**SET TASK**
Count the lines in the records below that contain the word "adalah", and reply with only that number.

**EXTRACTED MATERIAL**
********
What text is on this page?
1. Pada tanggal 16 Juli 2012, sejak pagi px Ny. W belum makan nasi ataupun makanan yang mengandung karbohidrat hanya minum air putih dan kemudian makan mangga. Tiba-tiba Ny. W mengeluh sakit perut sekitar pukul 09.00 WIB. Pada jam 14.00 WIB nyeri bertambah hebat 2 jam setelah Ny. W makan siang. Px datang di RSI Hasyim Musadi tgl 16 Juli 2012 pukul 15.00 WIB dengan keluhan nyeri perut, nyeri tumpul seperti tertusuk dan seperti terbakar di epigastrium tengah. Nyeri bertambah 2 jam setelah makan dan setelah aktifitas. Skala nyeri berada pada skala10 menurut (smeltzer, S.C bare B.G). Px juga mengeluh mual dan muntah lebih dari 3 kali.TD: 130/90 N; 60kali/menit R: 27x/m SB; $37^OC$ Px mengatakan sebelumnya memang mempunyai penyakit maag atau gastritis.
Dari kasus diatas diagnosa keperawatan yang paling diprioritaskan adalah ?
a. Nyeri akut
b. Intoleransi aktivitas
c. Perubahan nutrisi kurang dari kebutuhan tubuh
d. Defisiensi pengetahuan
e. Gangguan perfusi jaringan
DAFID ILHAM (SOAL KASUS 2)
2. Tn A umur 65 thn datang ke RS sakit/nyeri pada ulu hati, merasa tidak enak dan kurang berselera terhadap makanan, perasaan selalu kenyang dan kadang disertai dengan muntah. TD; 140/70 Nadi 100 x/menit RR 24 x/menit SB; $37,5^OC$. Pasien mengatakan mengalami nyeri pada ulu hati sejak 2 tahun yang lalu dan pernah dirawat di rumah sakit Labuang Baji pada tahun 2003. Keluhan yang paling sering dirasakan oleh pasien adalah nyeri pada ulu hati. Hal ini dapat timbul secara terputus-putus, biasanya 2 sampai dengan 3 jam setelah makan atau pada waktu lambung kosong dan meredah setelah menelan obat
********
**CORRECT RESULT**
2